Data shown:
—————
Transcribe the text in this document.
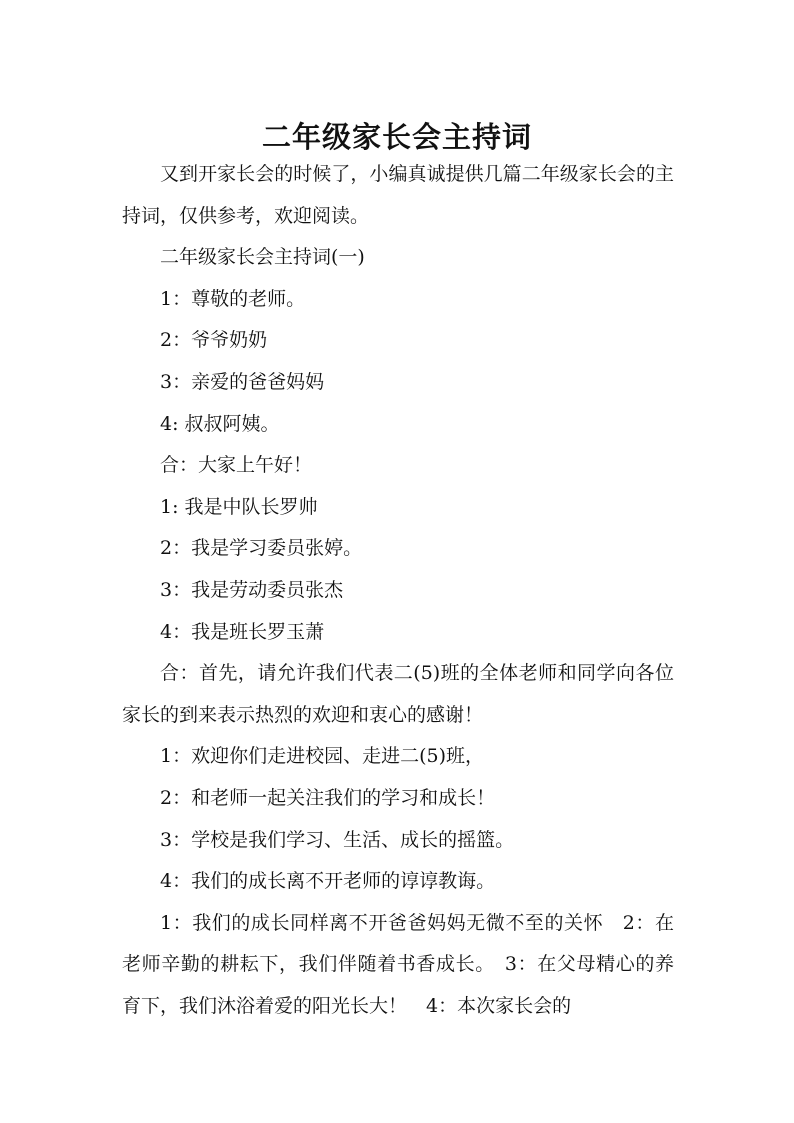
二年级家长会主持词

又到开家长会的时候了，小编真诚提供几篇二年级家长会的主持词，仅供参考，欢迎阅读。

二年级家长会主持词(一)

1：尊敬的老师。

2：爷爷奶奶

3：亲爱的爸爸妈妈

4: 叔叔阿姨。

合：大家上午好！

1: 我是中队长罗帅

2：我是学习委员张婷。

3：我是劳动委员张杰

4：我是班长罗玉萧

合：首先，请允许我们代表二(5)班的全体老师和同学向各位家长的到来表示热烈的欢迎和衷心的感谢！

1：欢迎你们走进校园、走进二(5)班，

2：和老师一起关注我们的学习和成长！

3：学校是我们学习、生活、成长的摇篮。

4：我们的成长离不开老师的谆谆教诲。

1：我们的成长同样离不开爸爸妈妈无微不至的关怀　2：在老师辛勤的耕耘下，我们伴随着书香成长。　3：在父母精心的养育下，我们沐浴着爱的阳光长大！　4：本次家长会的
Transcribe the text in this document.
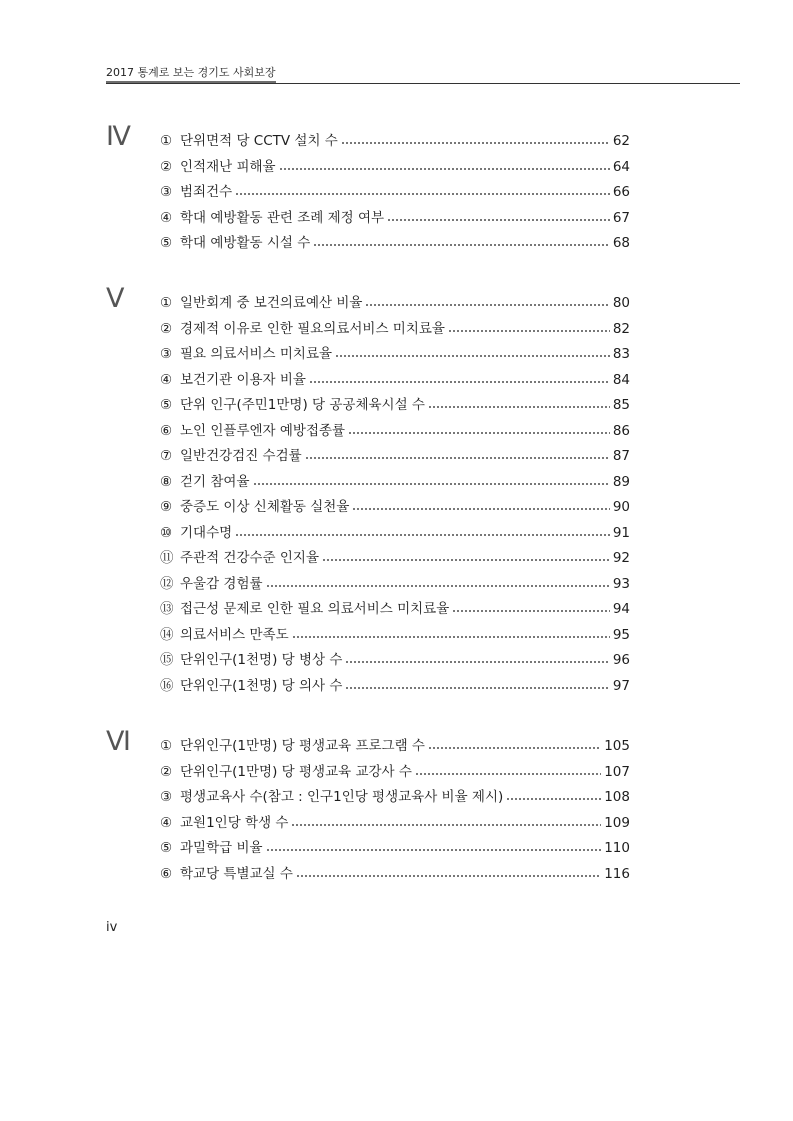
2017 통계로 보는 경기도 사회보장
Ⅳ ① 단위면적 당 CCTV 설치 수	62
② 인적재난 피해율	64
③ 범죄건수	66
④ 학대 예방활동 관련 조례 제정 여부	67
⑤ 학대 예방활동 시설 수	68
Ⅴ	① 일반회계 중 보건의료예산 비율	80
② 경제적 이유로 인한 필요의료서비스 미치료율	82
③ 필요 의료서비스 미치료율	83
④ 보건기관 이용자 비율	84
⑤ 단위 인구(주민1만명) 당 공공체육시설 수	85
⑥ 노인 인플루엔자 예방접종률	86
⑦ 일반건강검진 수검률	87
⑧ 걷기 참여율	89
⑨ 중증도 이상 신체활동 실천율	90
⑩ 기대수명	91
⑪ 주관적 건강수준 인지율	92
⑫ 우울감 경험률	93
⑬ 접근성 문제로 인한 필요 의료서비스 미치료율	94
⑭ 의료서비스 만족도	95
⑮ 단위인구(1천명) 당 병상 수	96
⑯ 단위인구(1천명) 당 의사 수	97
Ⅵ ① 단위인구(1만명) 당 평생교육 프로그램 수	105
② 단위인구(1만명) 당 평생교육 교강사 수	107
③ 평생교육사 수(참고 : 인구1인당 평생교육사 비율 제시)	108
④ 교원1인당 학생 수	109
⑤ 과밀학급 비율	110
⑥ 학교당 특별교실 수	116
iv
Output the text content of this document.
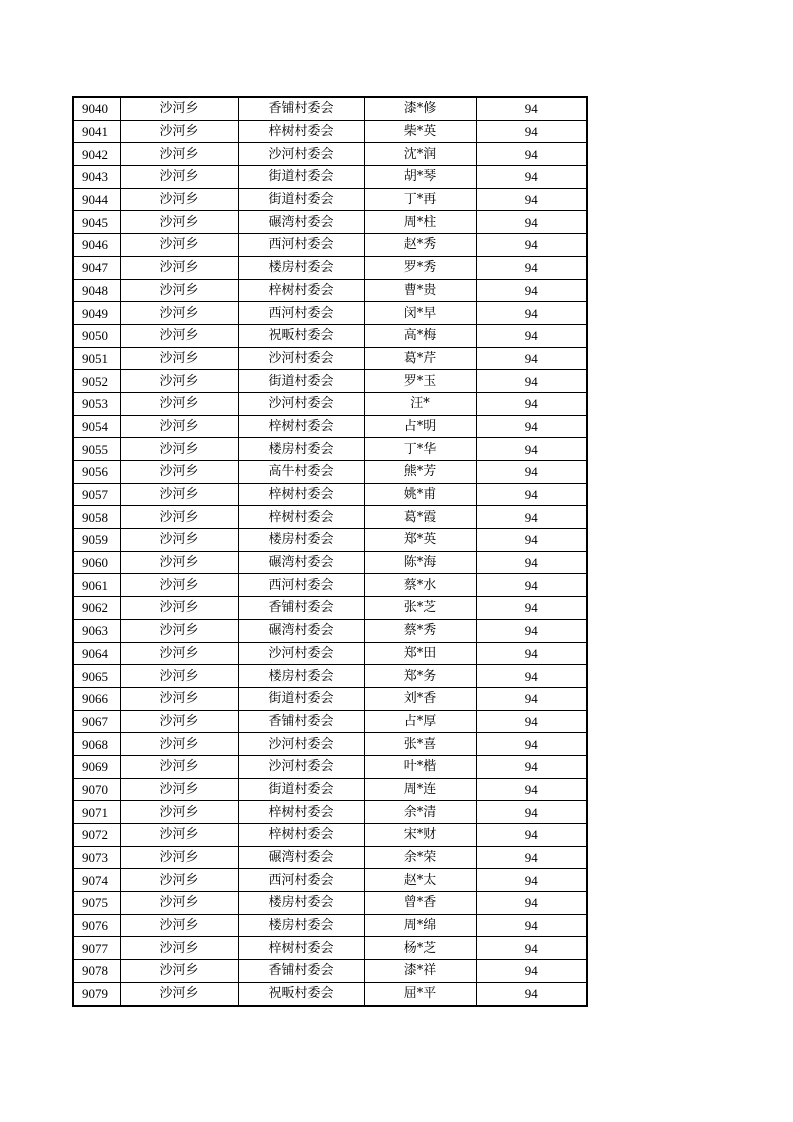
9040	沙河乡	香铺村委会	漆*修	94
9041	沙河乡	梓树村委会	柴*英	94
9042	沙河乡	沙河村委会	沈*润	94
9043	沙河乡	街道村委会	胡*琴	94
9044	沙河乡	街道村委会	丁*再	94
9045	沙河乡	碾湾村委会	周*柱	94
9046	沙河乡	西河村委会	赵*秀	94
9047	沙河乡	楼房村委会	罗*秀	94
9048	沙河乡	梓树村委会	曹*贵	94
9049	沙河乡	西河村委会	闵*早	94
9050	沙河乡	祝畈村委会	高*梅	94
9051	沙河乡	沙河村委会	葛*芹	94
9052	沙河乡	街道村委会	罗*玉	94
9053	沙河乡	沙河村委会	汪*	94
9054	沙河乡	梓树村委会	占*明	94
9055	沙河乡	楼房村委会	丁*华	94
9056	沙河乡	高牛村委会	熊*芳	94
9057	沙河乡	梓树村委会	姚*甫	94
9058	沙河乡	梓树村委会	葛*霞	94
9059	沙河乡	楼房村委会	郑*英	94
9060	沙河乡	碾湾村委会	陈*海	94
9061	沙河乡	西河村委会	蔡*水	94
9062	沙河乡	香铺村委会	张*芝	94
9063	沙河乡	碾湾村委会	蔡*秀	94
9064	沙河乡	沙河村委会	郑*田	94
9065	沙河乡	楼房村委会	郑*务	94
9066	沙河乡	街道村委会	刘*香	94
9067	沙河乡	香铺村委会	占*厚	94
9068	沙河乡	沙河村委会	张*喜	94
9069	沙河乡	沙河村委会	叶*楷	94
9070	沙河乡	街道村委会	周*连	94
9071	沙河乡	梓树村委会	余*清	94
9072	沙河乡	梓树村委会	宋*财	94
9073	沙河乡	碾湾村委会	余*荣	94
9074	沙河乡	西河村委会	赵*太	94
9075	沙河乡	楼房村委会	曾*香	94
9076	沙河乡	楼房村委会	周*绵	94
9077	沙河乡	梓树村委会	杨*芝	94
9078	沙河乡	香铺村委会	漆*祥	94
9079	沙河乡	祝畈村委会	屈*平	94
—————
What is asked:
Repeat the material above in full and unchanged, minus its images.

Task answer:
Transcribe the text in this document.
二年级家长会主持词

又到开家长会的时候了，小编真诚提供几篇二年级家长会的主持词，仅供参考，欢迎阅读。

二年级家长会主持词(一)

1：尊敬的老师。

2：爷爷奶奶

3：亲爱的爸爸妈妈

4: 叔叔阿姨。

合：大家上午好！

1: 我是中队长罗帅

2：我是学习委员张婷。

3：我是劳动委员张杰

4：我是班长罗玉萧

合：首先，请允许我们代表二(5)班的全体老师和同学向各位家长的到来表示热烈的欢迎和衷心的感谢！

1：欢迎你们走进校园、走进二(5)班，

2：和老师一起关注我们的学习和成长！

3：学校是我们学习、生活、成长的摇篮。

4：我们的成长离不开老师的谆谆教诲。

1：我们的成长同样离不开爸爸妈妈无微不至的关怀　2：在老师辛勤的耕耘下，我们伴随着书香成长。　3：在父母精心的养育下，我们沐浴着爱的阳光长大！　4：本次家长会的
Transcribe the text in this document.
2017 통계로 보는 경기도 사회보장
Ⅳ ① 단위면적 당 CCTV 설치 수	62
② 인적재난 피해율	64
③ 범죄건수	66
④ 학대 예방활동 관련 조례 제정 여부	67
⑤ 학대 예방활동 시설 수	68
Ⅴ	① 일반회계 중 보건의료예산 비율	80
② 경제적 이유로 인한 필요의료서비스 미치료율	82
③ 필요 의료서비스 미치료율	83
④ 보건기관 이용자 비율	84
⑤ 단위 인구(주민1만명) 당 공공체육시설 수	85
⑥ 노인 인플루엔자 예방접종률	86
⑦ 일반건강검진 수검률	87
⑧ 걷기 참여율	89
⑨ 중증도 이상 신체활동 실천율	90
⑩ 기대수명	91
⑪ 주관적 건강수준 인지율	92
⑫ 우울감 경험률	93
⑬ 접근성 문제로 인한 필요 의료서비스 미치료율	94
⑭ 의료서비스 만족도	95
⑮ 단위인구(1천명) 당 병상 수	96
⑯ 단위인구(1천명) 당 의사 수	97
Ⅵ ① 단위인구(1만명) 당 평생교육 프로그램 수	105
② 단위인구(1만명) 당 평생교육 교강사 수	107
③ 평생교육사 수(참고 : 인구1인당 평생교육사 비율 제시)	108
④ 교원1인당 학생 수	109
⑤ 과밀학급 비율	110
⑥ 학교당 특별교실 수	116
iv
Output the text content of this document.
9040	沙河乡	香铺村委会	漆*修	94
9041	沙河乡	梓树村委会	柴*英	94
9042	沙河乡	沙河村委会	沈*润	94
9043	沙河乡	街道村委会	胡*琴	94
9044	沙河乡	街道村委会	丁*再	94
9045	沙河乡	碾湾村委会	周*柱	94
9046	沙河乡	西河村委会	赵*秀	94
9047	沙河乡	楼房村委会	罗*秀	94
9048	沙河乡	梓树村委会	曹*贵	94
9049	沙河乡	西河村委会	闵*早	94
9050	沙河乡	祝畈村委会	高*梅	94
9051	沙河乡	沙河村委会	葛*芹	94
9052	沙河乡	街道村委会	罗*玉	94
9053	沙河乡	沙河村委会	汪*	94
9054	沙河乡	梓树村委会	占*明	94
9055	沙河乡	楼房村委会	丁*华	94
9056	沙河乡	高牛村委会	熊*芳	94
9057	沙河乡	梓树村委会	姚*甫	94
9058	沙河乡	梓树村委会	葛*霞	94
9059	沙河乡	楼房村委会	郑*英	94
9060	沙河乡	碾湾村委会	陈*海	94
9061	沙河乡	西河村委会	蔡*水	94
9062	沙河乡	香铺村委会	张*芝	94
9063	沙河乡	碾湾村委会	蔡*秀	94
9064	沙河乡	沙河村委会	郑*田	94
9065	沙河乡	楼房村委会	郑*务	94
9066	沙河乡	街道村委会	刘*香	94
9067	沙河乡	香铺村委会	占*厚	94
9068	沙河乡	沙河村委会	张*喜	94
9069	沙河乡	沙河村委会	叶*楷	94
9070	沙河乡	街道村委会	周*连	94
9071	沙河乡	梓树村委会	余*清	94
9072	沙河乡	梓树村委会	宋*财	94
9073	沙河乡	碾湾村委会	余*荣	94
9074	沙河乡	西河村委会	赵*太	94
9075	沙河乡	楼房村委会	曾*香	94
9076	沙河乡	楼房村委会	周*绵	94
9077	沙河乡	梓树村委会	杨*芝	94
9078	沙河乡	香铺村委会	漆*祥	94
9079	沙河乡	祝畈村委会	屈*平	94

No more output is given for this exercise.